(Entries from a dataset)
.....

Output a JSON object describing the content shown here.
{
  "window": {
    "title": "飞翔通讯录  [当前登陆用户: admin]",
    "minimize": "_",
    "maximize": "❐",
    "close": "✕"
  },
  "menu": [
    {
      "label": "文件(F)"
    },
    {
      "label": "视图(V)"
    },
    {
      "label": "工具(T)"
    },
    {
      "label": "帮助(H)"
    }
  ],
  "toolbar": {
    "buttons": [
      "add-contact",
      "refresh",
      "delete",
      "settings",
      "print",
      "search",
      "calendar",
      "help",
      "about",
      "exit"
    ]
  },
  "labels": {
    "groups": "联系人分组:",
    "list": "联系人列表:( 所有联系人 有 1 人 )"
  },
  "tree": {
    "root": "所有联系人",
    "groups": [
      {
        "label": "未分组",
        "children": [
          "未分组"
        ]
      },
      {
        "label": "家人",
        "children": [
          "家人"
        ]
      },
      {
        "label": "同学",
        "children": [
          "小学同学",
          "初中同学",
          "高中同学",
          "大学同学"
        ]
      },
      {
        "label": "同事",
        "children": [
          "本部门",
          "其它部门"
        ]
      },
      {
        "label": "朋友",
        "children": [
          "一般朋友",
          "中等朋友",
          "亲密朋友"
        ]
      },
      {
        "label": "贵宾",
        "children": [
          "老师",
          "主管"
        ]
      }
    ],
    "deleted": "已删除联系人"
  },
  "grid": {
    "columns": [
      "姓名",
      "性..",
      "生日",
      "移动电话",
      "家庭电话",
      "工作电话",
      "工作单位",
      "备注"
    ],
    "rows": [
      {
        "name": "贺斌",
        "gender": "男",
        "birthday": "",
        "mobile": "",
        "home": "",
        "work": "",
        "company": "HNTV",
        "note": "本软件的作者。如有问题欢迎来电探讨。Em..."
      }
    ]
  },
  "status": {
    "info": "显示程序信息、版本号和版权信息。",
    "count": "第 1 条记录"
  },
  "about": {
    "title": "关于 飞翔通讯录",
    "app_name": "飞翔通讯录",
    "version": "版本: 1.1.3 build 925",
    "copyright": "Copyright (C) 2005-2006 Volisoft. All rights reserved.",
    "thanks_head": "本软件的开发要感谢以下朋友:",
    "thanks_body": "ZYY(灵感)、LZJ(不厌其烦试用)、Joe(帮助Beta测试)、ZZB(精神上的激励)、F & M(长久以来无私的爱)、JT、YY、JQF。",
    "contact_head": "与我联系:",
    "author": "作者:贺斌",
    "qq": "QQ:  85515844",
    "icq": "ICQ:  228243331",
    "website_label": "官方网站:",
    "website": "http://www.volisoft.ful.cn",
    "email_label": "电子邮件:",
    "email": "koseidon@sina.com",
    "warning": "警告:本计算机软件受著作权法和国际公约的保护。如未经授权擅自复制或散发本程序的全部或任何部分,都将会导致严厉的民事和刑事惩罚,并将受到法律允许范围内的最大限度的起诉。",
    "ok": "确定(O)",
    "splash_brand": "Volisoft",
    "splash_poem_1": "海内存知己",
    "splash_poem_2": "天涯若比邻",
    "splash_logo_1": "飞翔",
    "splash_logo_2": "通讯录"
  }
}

.....

**WHAT YOU WILL DO:** Reproduce each line of the material above precisely.

**PROBLEM SOLUTION:**
Output a JSON object describing the content shown here.
{
  "window": {
    "title": "飞翔通讯录  [当前登陆用户: admin]",
    "minimize": "_",
    "maximize": "❐",
    "close": "✕"
  },
  "menu": [
    {
      "label": "文件(F)"
    },
    {
      "label": "视图(V)"
    },
    {
      "label": "工具(T)"
    },
    {
      "label": "帮助(H)"
    }
  ],
  "toolbar": {
    "buttons": [
      "add-contact",
      "refresh",
      "delete",
      "settings",
      "print",
      "search",
      "calendar",
      "help",
      "about",
      "exit"
    ]
  },
  "labels": {
    "groups": "联系人分组:",
    "list": "联系人列表:( 所有联系人 有 1 人 )"
  },
  "tree": {
    "root": "所有联系人",
    "groups": [
      {
        "label": "未分组",
        "children": [
          "未分组"
        ]
      },
      {
        "label": "家人",
        "children": [
          "家人"
        ]
      },
      {
        "label": "同学",
        "children": [
          "小学同学",
          "初中同学",
          "高中同学",
          "大学同学"
        ]
      },
      {
        "label": "同事",
        "children": [
          "本部门",
          "其它部门"
        ]
      },
      {
        "label": "朋友",
        "children": [
          "一般朋友",
          "中等朋友",
          "亲密朋友"
        ]
      },
      {
        "label": "贵宾",
        "children": [
          "老师",
          "主管"
        ]
      }
    ],
    "deleted": "已删除联系人"
  },
  "grid": {
    "columns": [
      "姓名",
      "性..",
      "生日",
      "移动电话",
      "家庭电话",
      "工作电话",
      "工作单位",
      "备注"
    ],
    "rows": [
      {
        "name": "贺斌",
        "gender": "男",
        "birthday": "",
        "mobile": "",
        "home": "",
        "work": "",
        "company": "HNTV",
        "note": "本软件的作者。如有问题欢迎来电探讨。Em..."
      }
    ]
  },
  "status": {
    "info": "显示程序信息、版本号和版权信息。",
    "count": "第 1 条记录"
  },
  "about": {
    "title": "关于 飞翔通讯录",
    "app_name": "飞翔通讯录",
    "version": "版本: 1.1.3 build 925",
    "copyright": "Copyright (C) 2005-2006 Volisoft. All rights reserved.",
    "thanks_head": "本软件的开发要感谢以下朋友:",
    "thanks_body": "ZYY(灵感)、LZJ(不厌其烦试用)、Joe(帮助Beta测试)、ZZB(精神上的激励)、F & M(长久以来无私的爱)、JT、YY、JQF。",
    "contact_head": "与我联系:",
    "author": "作者:贺斌",
    "qq": "QQ:  85515844",
    "icq": "ICQ:  228243331",
    "website_label": "官方网站:",
    "website": "http://www.volisoft.ful.cn",
    "email_label": "电子邮件:",
    "email": "koseidon@sina.com",
    "warning": "警告:本计算机软件受著作权法和国际公约的保护。如未经授权擅自复制或散发本程序的全部或任何部分,都将会导致严厉的民事和刑事惩罚,并将受到法律允许范围内的最大限度的起诉。",
    "ok": "确定(O)",
    "splash_brand": "Volisoft",
    "splash_poem_1": "海内存知己",
    "splash_poem_2": "天涯若比邻",
    "splash_logo_1": "飞翔",
    "splash_logo_2": "通讯录"
  }
}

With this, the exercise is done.